*Objective:* For every line in the records that has the word "ylabel", make a copy.

[Start of Supplied records]

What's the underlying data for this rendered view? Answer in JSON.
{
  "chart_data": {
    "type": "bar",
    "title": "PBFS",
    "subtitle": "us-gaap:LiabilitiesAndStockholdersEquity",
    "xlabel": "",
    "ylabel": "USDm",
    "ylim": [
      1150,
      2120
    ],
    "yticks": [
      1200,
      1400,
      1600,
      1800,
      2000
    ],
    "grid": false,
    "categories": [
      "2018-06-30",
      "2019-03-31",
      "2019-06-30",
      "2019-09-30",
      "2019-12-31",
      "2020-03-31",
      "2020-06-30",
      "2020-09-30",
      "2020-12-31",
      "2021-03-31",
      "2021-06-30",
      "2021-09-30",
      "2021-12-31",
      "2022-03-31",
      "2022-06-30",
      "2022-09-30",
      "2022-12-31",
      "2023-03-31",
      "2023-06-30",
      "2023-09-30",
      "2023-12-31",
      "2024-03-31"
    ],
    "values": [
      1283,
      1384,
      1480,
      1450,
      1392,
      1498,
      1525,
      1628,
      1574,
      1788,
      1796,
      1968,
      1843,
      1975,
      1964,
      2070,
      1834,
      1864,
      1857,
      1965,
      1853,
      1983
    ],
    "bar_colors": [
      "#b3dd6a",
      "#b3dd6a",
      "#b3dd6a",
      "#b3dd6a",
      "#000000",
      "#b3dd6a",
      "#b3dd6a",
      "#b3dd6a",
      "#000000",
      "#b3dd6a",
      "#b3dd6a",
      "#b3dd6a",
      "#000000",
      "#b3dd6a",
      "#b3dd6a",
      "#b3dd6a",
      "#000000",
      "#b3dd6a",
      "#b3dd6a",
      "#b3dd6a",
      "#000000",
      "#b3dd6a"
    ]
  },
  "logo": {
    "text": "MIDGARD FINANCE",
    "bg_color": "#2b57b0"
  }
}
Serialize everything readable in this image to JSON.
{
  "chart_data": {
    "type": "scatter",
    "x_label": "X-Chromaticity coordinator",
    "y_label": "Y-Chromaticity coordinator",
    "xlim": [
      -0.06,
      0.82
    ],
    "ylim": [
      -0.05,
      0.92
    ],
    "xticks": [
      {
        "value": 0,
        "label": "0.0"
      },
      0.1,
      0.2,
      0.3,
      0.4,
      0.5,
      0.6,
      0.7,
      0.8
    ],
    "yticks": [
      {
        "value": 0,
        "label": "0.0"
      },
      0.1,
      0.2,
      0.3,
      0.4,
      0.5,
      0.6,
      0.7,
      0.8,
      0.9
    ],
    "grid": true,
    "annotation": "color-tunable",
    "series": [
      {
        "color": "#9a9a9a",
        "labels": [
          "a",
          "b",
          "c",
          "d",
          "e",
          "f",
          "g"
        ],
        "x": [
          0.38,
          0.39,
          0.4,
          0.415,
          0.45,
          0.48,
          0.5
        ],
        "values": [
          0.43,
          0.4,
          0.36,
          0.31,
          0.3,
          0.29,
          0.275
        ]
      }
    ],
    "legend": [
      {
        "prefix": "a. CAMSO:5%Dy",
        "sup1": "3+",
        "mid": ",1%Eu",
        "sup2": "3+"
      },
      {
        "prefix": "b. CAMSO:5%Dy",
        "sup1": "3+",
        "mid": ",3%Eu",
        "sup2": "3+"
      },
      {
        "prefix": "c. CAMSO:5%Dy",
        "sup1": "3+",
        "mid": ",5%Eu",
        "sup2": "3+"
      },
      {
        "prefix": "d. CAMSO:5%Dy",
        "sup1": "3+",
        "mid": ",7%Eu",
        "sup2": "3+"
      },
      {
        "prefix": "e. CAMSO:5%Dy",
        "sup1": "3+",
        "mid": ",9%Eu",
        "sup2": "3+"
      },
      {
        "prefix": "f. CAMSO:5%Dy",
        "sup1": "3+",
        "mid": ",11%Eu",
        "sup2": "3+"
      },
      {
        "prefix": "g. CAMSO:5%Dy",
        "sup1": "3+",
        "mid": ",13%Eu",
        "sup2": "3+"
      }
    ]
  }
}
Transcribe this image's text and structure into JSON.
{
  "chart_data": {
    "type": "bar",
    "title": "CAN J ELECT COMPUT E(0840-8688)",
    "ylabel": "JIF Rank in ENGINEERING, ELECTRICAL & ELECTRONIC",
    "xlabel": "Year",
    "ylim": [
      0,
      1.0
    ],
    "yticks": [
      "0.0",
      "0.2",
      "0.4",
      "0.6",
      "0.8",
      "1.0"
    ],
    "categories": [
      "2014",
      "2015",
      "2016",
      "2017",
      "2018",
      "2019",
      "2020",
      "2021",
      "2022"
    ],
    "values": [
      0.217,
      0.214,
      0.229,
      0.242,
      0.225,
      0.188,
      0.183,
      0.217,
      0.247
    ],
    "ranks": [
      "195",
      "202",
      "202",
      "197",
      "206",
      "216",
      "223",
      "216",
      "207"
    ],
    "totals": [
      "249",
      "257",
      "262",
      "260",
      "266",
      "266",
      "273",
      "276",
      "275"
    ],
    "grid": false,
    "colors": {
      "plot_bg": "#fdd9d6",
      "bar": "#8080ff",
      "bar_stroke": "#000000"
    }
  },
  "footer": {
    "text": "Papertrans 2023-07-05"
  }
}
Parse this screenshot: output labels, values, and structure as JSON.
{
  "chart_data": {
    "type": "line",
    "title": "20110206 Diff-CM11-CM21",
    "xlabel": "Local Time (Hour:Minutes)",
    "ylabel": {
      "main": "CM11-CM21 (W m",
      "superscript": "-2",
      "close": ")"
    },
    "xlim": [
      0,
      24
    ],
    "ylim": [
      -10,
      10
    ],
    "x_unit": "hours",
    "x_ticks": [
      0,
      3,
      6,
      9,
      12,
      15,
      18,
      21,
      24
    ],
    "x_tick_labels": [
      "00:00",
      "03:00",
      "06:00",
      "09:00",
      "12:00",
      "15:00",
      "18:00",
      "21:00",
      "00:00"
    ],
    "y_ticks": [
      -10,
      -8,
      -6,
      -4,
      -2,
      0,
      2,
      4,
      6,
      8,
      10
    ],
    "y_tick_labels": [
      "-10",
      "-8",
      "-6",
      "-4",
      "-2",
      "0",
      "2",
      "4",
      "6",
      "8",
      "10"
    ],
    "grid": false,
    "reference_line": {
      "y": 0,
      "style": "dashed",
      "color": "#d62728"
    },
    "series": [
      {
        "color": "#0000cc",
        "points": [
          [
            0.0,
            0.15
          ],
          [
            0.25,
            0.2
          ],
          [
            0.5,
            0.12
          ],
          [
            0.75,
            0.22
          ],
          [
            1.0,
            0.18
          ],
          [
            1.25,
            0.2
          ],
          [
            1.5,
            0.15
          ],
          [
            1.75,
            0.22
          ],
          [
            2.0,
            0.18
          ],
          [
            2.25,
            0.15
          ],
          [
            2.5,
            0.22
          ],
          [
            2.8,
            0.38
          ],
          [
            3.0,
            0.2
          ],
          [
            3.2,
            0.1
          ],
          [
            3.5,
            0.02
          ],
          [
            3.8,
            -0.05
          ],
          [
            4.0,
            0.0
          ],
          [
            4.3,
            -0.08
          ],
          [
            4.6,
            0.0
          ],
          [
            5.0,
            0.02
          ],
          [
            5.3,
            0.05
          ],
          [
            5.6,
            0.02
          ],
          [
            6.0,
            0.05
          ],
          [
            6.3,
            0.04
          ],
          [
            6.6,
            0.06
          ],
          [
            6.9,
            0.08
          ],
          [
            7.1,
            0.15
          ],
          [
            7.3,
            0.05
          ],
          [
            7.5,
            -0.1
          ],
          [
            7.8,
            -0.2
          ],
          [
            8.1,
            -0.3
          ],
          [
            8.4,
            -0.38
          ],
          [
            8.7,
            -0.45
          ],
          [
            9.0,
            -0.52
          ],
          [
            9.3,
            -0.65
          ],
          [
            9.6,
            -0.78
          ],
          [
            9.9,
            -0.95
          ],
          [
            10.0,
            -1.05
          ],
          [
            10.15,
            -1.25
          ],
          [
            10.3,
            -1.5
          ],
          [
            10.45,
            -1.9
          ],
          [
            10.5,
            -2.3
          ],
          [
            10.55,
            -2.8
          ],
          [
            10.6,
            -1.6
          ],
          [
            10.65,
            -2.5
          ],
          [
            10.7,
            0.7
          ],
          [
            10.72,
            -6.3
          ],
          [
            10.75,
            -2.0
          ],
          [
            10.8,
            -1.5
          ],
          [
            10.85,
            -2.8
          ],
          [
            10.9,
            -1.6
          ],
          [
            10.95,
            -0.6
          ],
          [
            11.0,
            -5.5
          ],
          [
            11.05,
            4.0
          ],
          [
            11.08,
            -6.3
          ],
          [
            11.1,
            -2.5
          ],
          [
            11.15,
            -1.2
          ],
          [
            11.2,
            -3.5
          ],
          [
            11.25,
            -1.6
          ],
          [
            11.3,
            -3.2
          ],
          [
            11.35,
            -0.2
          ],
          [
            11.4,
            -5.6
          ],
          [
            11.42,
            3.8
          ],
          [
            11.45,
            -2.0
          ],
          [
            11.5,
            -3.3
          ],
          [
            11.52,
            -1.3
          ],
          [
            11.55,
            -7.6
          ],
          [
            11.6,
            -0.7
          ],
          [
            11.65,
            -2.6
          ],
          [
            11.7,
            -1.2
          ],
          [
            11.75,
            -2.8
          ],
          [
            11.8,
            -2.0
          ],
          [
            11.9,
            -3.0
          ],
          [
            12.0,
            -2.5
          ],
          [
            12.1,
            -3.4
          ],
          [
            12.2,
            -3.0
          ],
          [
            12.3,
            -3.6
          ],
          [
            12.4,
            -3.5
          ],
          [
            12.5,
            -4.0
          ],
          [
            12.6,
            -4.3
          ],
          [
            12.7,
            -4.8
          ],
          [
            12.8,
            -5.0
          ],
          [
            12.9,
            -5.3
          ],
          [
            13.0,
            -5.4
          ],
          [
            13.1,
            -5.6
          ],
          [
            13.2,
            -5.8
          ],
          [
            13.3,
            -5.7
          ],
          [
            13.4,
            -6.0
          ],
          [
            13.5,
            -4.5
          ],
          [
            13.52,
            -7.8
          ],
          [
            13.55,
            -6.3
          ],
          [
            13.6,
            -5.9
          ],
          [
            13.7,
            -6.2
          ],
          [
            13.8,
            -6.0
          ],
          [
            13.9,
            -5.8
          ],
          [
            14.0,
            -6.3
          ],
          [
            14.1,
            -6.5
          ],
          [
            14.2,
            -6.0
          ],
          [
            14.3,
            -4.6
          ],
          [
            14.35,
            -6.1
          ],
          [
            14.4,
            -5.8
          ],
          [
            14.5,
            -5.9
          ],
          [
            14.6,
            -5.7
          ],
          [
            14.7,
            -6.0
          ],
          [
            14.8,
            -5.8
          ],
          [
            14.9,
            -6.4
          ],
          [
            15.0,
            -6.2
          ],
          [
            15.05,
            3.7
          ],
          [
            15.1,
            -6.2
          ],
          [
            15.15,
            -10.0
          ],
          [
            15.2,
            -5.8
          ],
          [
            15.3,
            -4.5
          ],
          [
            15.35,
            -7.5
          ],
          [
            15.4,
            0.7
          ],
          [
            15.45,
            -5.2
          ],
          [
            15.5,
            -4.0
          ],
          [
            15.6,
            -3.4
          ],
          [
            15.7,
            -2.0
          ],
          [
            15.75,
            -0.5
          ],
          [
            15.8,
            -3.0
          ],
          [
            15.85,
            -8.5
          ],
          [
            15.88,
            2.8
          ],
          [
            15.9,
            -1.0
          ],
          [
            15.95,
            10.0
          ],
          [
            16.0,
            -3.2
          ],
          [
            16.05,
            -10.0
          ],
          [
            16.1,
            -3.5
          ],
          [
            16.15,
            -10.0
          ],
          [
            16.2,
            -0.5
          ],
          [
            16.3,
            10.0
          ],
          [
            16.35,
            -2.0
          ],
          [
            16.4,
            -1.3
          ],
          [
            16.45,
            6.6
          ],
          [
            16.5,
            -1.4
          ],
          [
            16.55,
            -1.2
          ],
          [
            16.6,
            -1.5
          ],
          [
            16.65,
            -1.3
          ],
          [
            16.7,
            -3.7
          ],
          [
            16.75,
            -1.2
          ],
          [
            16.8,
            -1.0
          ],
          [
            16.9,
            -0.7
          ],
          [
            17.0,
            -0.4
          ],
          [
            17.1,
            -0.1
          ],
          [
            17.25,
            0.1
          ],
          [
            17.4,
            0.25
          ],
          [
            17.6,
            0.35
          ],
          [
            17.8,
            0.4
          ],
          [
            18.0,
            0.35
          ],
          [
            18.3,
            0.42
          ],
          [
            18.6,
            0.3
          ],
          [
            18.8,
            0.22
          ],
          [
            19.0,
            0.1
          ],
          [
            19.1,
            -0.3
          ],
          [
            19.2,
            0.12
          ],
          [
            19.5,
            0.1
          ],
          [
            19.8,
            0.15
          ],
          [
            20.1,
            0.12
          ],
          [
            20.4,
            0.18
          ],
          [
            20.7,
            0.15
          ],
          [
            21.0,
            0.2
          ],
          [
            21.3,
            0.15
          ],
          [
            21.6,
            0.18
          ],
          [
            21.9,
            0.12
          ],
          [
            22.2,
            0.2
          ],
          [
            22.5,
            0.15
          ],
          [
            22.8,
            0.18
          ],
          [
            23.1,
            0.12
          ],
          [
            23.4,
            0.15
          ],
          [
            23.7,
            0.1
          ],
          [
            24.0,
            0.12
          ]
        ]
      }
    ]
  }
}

[End of Supplied records]

*Final result:*
    "ylabel": "USDm",
    "ylabel": "JIF Rank in ENGINEERING, ELECTRICAL & ELECTRONIC",
    "ylabel": {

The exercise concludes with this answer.